• _What is needed_: Omit all pictures, then retype the data exactly as given.
══ Dataset content
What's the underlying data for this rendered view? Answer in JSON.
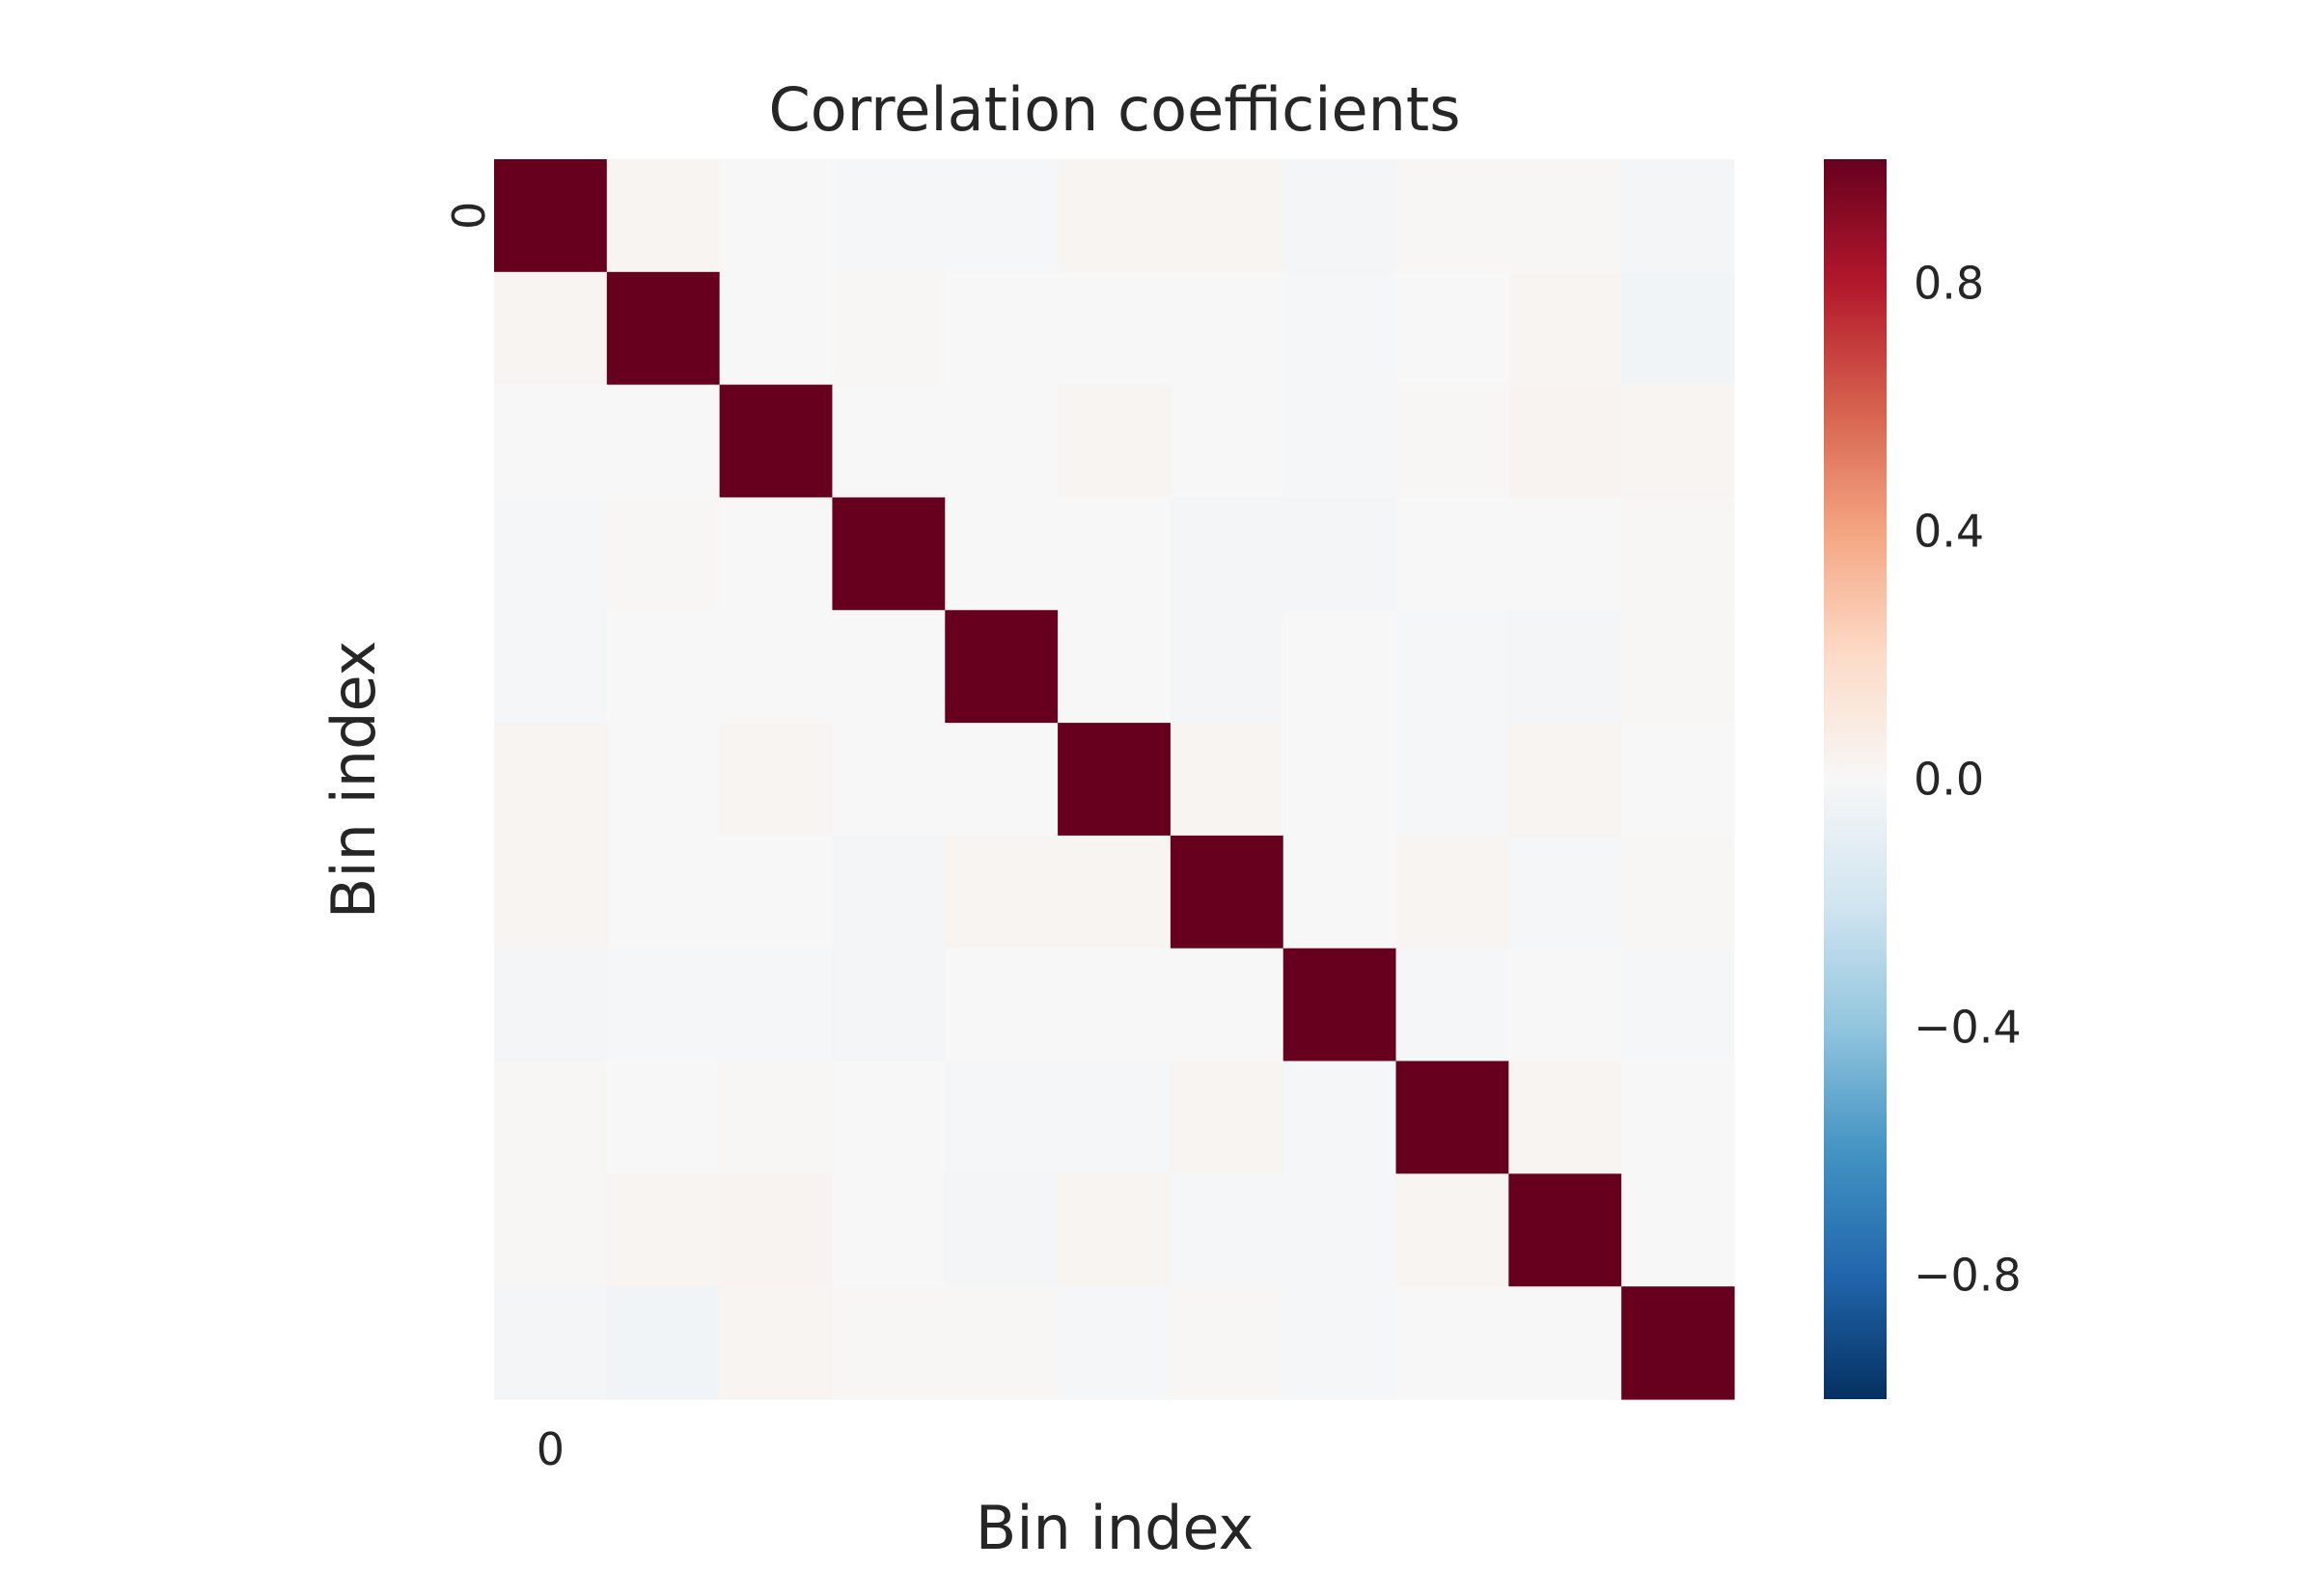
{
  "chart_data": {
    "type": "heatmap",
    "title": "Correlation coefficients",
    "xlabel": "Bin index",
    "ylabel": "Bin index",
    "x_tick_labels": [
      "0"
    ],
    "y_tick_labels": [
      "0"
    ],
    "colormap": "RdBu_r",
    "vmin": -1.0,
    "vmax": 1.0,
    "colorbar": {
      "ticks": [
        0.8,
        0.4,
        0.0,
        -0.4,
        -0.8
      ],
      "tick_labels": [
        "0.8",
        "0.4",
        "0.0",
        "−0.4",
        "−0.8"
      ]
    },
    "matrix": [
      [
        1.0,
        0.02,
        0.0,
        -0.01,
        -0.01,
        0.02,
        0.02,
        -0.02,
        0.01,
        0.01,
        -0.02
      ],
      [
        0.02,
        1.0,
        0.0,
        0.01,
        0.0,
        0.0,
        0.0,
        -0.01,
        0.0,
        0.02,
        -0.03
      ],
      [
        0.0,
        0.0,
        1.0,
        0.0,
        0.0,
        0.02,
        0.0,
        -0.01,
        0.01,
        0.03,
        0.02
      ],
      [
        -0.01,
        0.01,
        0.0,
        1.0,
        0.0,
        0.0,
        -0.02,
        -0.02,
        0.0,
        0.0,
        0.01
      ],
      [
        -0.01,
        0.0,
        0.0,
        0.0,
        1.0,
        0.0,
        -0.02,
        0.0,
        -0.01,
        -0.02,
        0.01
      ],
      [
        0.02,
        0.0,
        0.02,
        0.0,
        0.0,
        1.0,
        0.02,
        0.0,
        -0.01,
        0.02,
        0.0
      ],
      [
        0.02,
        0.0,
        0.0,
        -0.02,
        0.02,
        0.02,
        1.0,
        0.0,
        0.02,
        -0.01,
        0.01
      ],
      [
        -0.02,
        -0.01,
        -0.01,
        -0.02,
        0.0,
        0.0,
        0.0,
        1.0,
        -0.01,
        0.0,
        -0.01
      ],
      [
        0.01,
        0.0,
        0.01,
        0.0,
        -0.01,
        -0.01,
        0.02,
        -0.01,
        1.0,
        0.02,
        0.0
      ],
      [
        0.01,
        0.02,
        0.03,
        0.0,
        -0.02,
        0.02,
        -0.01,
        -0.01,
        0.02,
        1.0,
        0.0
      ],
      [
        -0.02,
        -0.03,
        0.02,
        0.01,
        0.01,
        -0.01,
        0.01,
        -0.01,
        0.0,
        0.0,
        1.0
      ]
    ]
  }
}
════
• _Answer to the task_:
What's the underlying data for this rendered view? Answer in JSON.
{
  "chart_data": {
    "type": "heatmap",
    "title": "Correlation coefficients",
    "xlabel": "Bin index",
    "ylabel": "Bin index",
    "x_tick_labels": [
      "0"
    ],
    "y_tick_labels": [
      "0"
    ],
    "colormap": "RdBu_r",
    "vmin": -1.0,
    "vmax": 1.0,
    "colorbar": {
      "ticks": [
        0.8,
        0.4,
        0.0,
        -0.4,
        -0.8
      ],
      "tick_labels": [
        "0.8",
        "0.4",
        "0.0",
        "−0.4",
        "−0.8"
      ]
    },
    "matrix": [
      [
        1.0,
        0.02,
        0.0,
        -0.01,
        -0.01,
        0.02,
        0.02,
        -0.02,
        0.01,
        0.01,
        -0.02
      ],
      [
        0.02,
        1.0,
        0.0,
        0.01,
        0.0,
        0.0,
        0.0,
        -0.01,
        0.0,
        0.02,
        -0.03
      ],
      [
        0.0,
        0.0,
        1.0,
        0.0,
        0.0,
        0.02,
        0.0,
        -0.01,
        0.01,
        0.03,
        0.02
      ],
      [
        -0.01,
        0.01,
        0.0,
        1.0,
        0.0,
        0.0,
        -0.02,
        -0.02,
        0.0,
        0.0,
        0.01
      ],
      [
        -0.01,
        0.0,
        0.0,
        0.0,
        1.0,
        0.0,
        -0.02,
        0.0,
        -0.01,
        -0.02,
        0.01
      ],
      [
        0.02,
        0.0,
        0.02,
        0.0,
        0.0,
        1.0,
        0.02,
        0.0,
        -0.01,
        0.02,
        0.0
      ],
      [
        0.02,
        0.0,
        0.0,
        -0.02,
        0.02,
        0.02,
        1.0,
        0.0,
        0.02,
        -0.01,
        0.01
      ],
      [
        -0.02,
        -0.01,
        -0.01,
        -0.02,
        0.0,
        0.0,
        0.0,
        1.0,
        -0.01,
        0.0,
        -0.01
      ],
      [
        0.01,
        0.0,
        0.01,
        0.0,
        -0.01,
        -0.01,
        0.02,
        -0.01,
        1.0,
        0.02,
        0.0
      ],
      [
        0.01,
        0.02,
        0.03,
        0.0,
        -0.02,
        0.02,
        -0.01,
        -0.01,
        0.02,
        1.0,
        0.0
      ],
      [
        -0.02,
        -0.03,
        0.02,
        0.01,
        0.01,
        -0.01,
        0.01,
        -0.01,
        0.0,
        0.0,
        1.0
      ]
    ]
  }
}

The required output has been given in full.